The problem => Gather each line of the records where "внутреннего" appears.

Input for this task =>
※ ※ ※

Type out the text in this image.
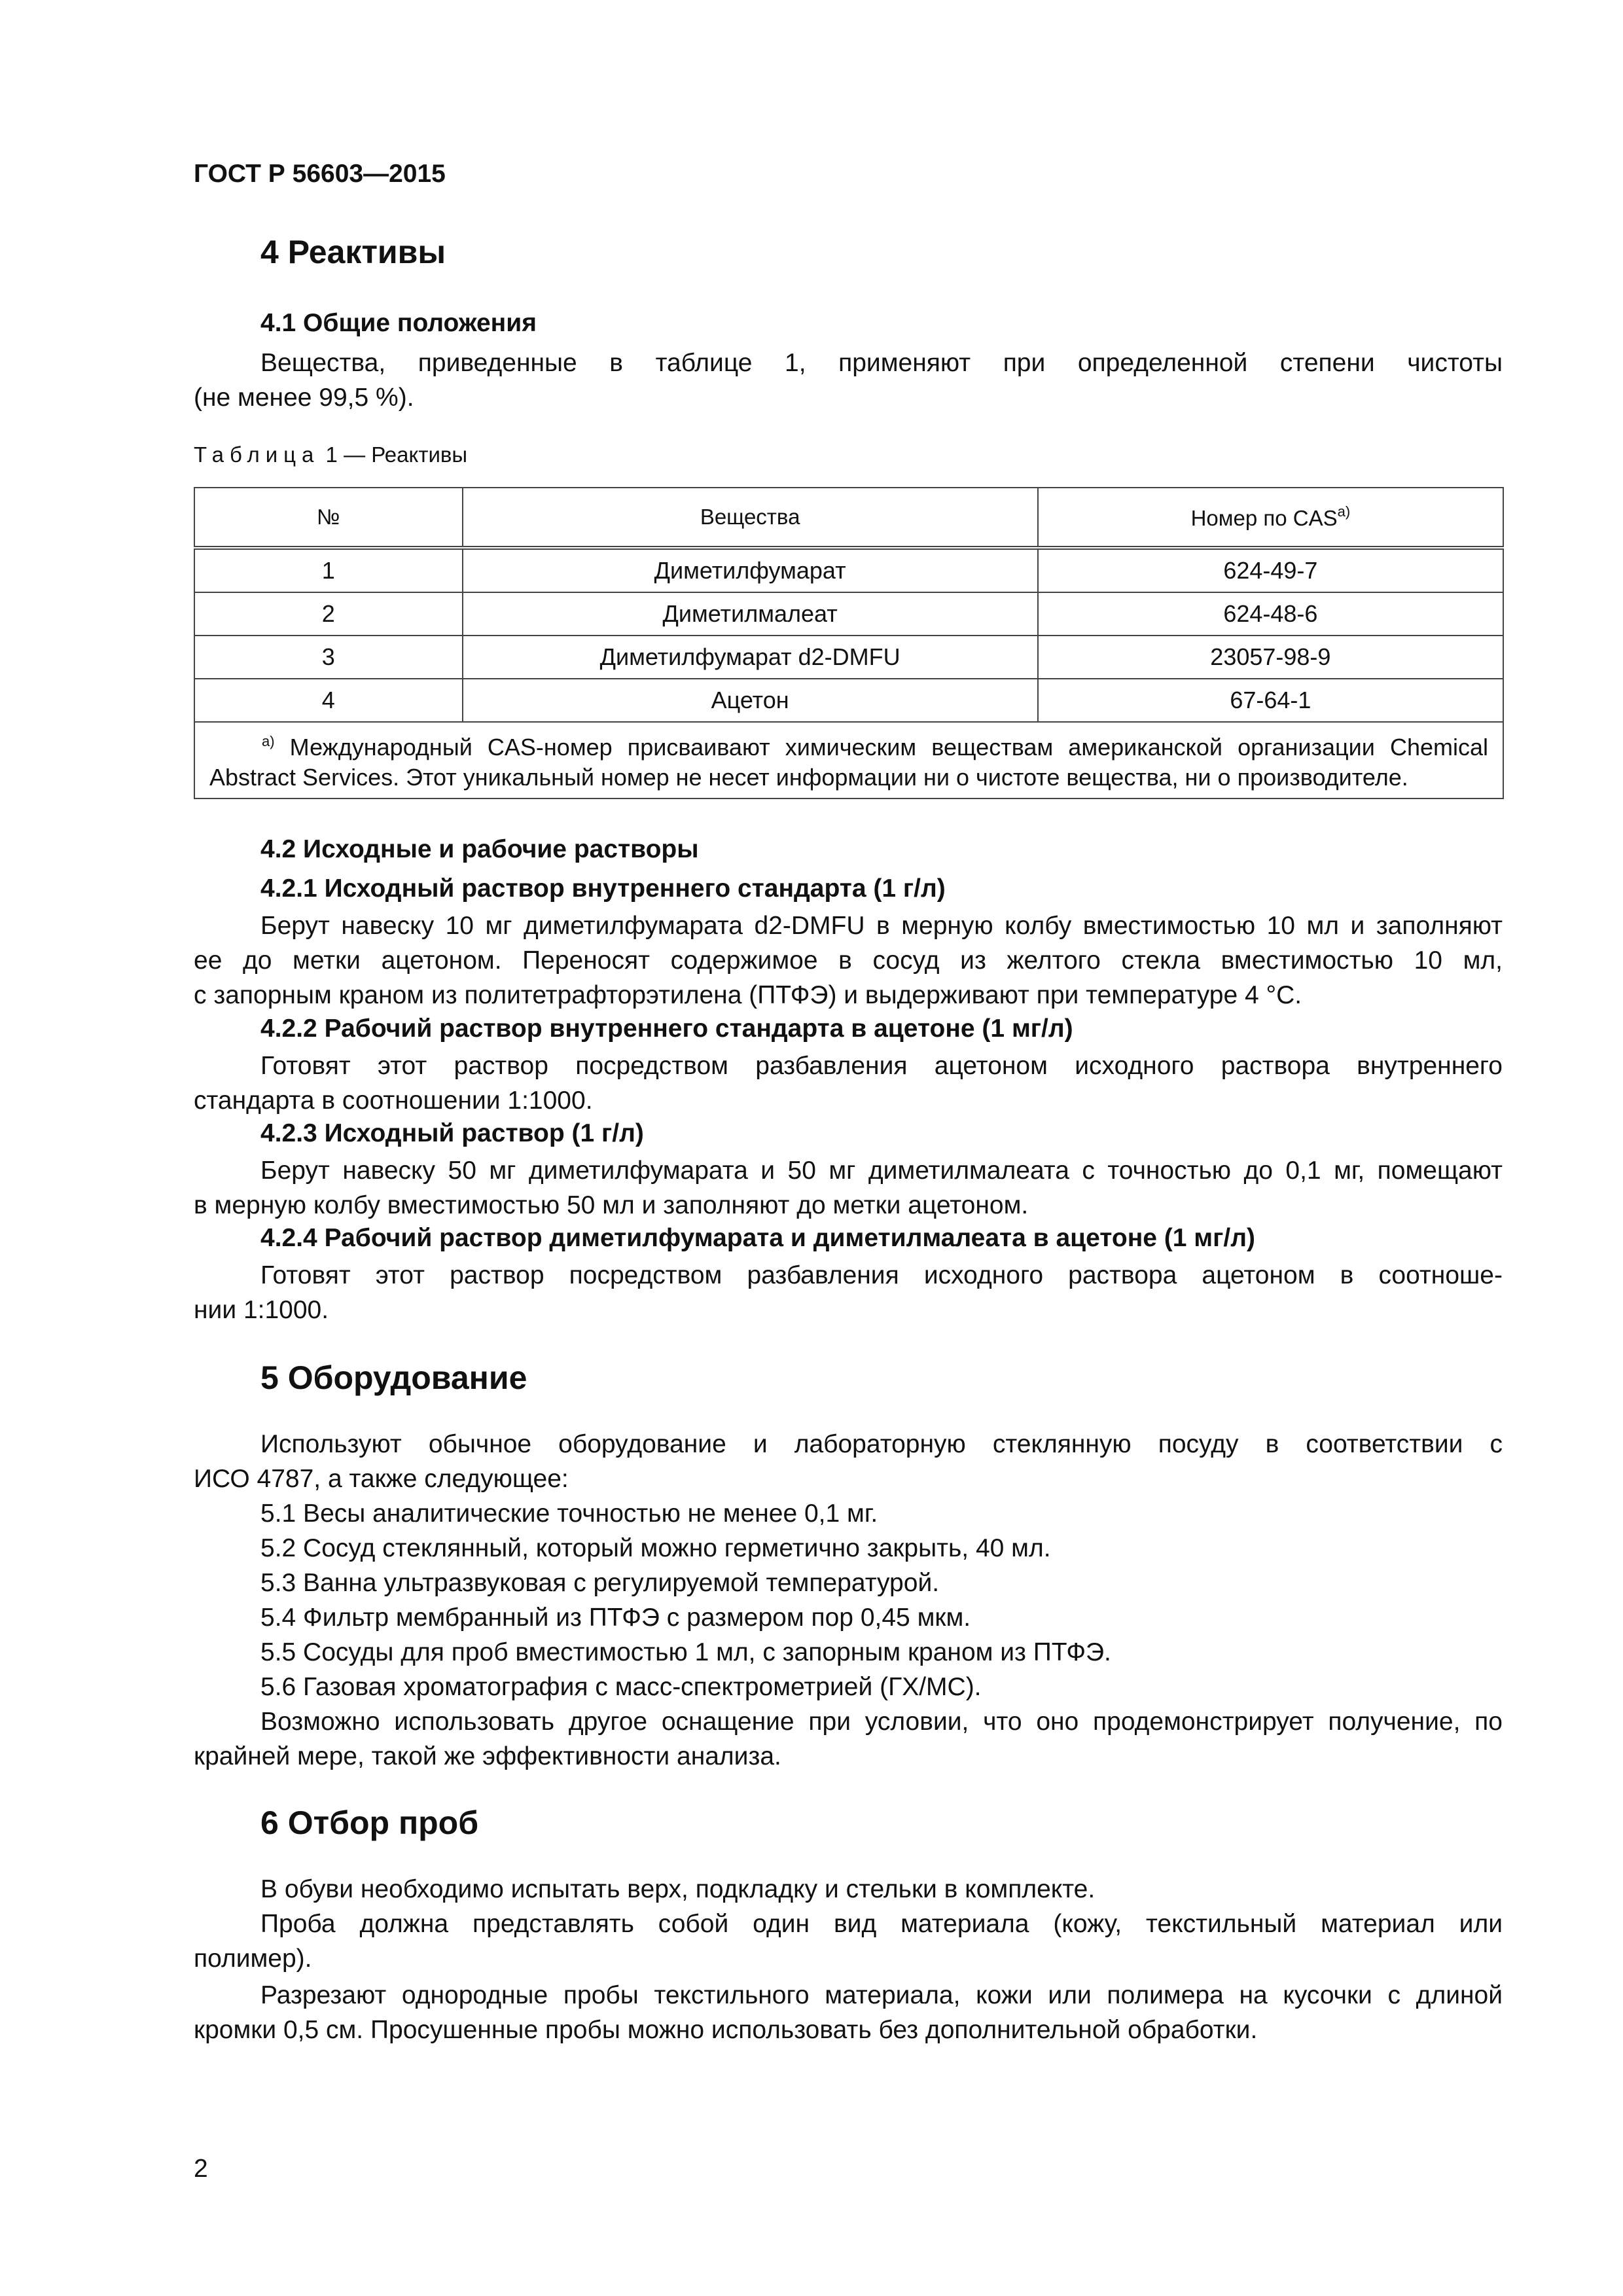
ГОСТ Р 56603—2015
4 Реактивы
4.1 Общие положения
Вещества, приведенные в таблице 1, применяют при определенной степени чистоты
(не менее 99,5 %).
Таблица 1 — Реактивы
№	Вещества	Номер по $CAS^{а)}$
1	Диметилфумарат	624-49-7
2	Диметилмалеат	624-48-6
3	Диметилфумарат d2-DMFU	23057-98-9
4	Ацетон	67-64-1
$^{а)}$ Международный CAS-номер присваивают химическим веществам американской организации Chemical Abstract Services. Этот уникальный номер не несет информации ни о чистоте вещества, ни о производителе.		
4.2 Исходные и рабочие растворы
4.2.1 Исходный раствор внутреннего стандарта (1 г/л)
Берут навеску 10 мг диметилфумарата d2-DMFU в мерную колбу вместимостью 10 мл и заполняют
ее до метки ацетоном. Переносят содержимое в сосуд из желтого стекла вместимостью 10 мл,
с запорным краном из политетрафторэтилена (ПТФЭ) и выдерживают при температуре 4 °С.
4.2.2 Рабочий раствор внутреннего стандарта в ацетоне (1 мг/л)
Готовят этот раствор посредством разбавления ацетоном исходного раствора внутреннего
стандарта в соотношении 1:1000.
4.2.3 Исходный раствор (1 г/л)
Берут навеску 50 мг диметилфумарата и 50 мг диметилмалеата с точностью до 0,1 мг, помещают
в мерную колбу вместимостью 50 мл и заполняют до метки ацетоном.
4.2.4 Рабочий раствор диметилфумарата и диметилмалеата в ацетоне (1 мг/л)
Готовят этот раствор посредством разбавления исходного раствора ацетоном в соотноше-
нии 1:1000.
5 Оборудование
Используют обычное оборудование и лабораторную стеклянную посуду в соответствии с
ИСО 4787, а также следующее:
5.1 Весы аналитические точностью не менее 0,1 мг.
5.2 Сосуд стеклянный, который можно герметично закрыть, 40 мл.
5.3 Ванна ультразвуковая с регулируемой температурой.
5.4 Фильтр мембранный из ПТФЭ с размером пор 0,45 мкм.
5.5 Сосуды для проб вместимостью 1 мл, с запорным краном из ПТФЭ.
5.6 Газовая хроматография с масс-спектрометрией (ГХ/МС).
Возможно использовать другое оснащение при условии, что оно продемонстрирует получение, по
крайней мере, такой же эффективности анализа.
6 Отбор проб
В обуви необходимо испытать верх, подкладку и стельки в комплекте.
Проба должна представлять собой один вид материала (кожу, текстильный материал или
полимер).
Разрезают однородные пробы текстильного материала, кожи или полимера на кусочки с длиной
кромки 0,5 см. Просушенные пробы можно использовать без дополнительной обработки.
2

※ ※ ※

Solved problem =>
4.2.1 Исходный раствор внутреннего стандарта (1 г/л)
4.2.2 Рабочий раствор внутреннего стандарта в ацетоне (1 мг/л)
Готовят этот раствор посредством разбавления ацетоном исходного раствора внутреннего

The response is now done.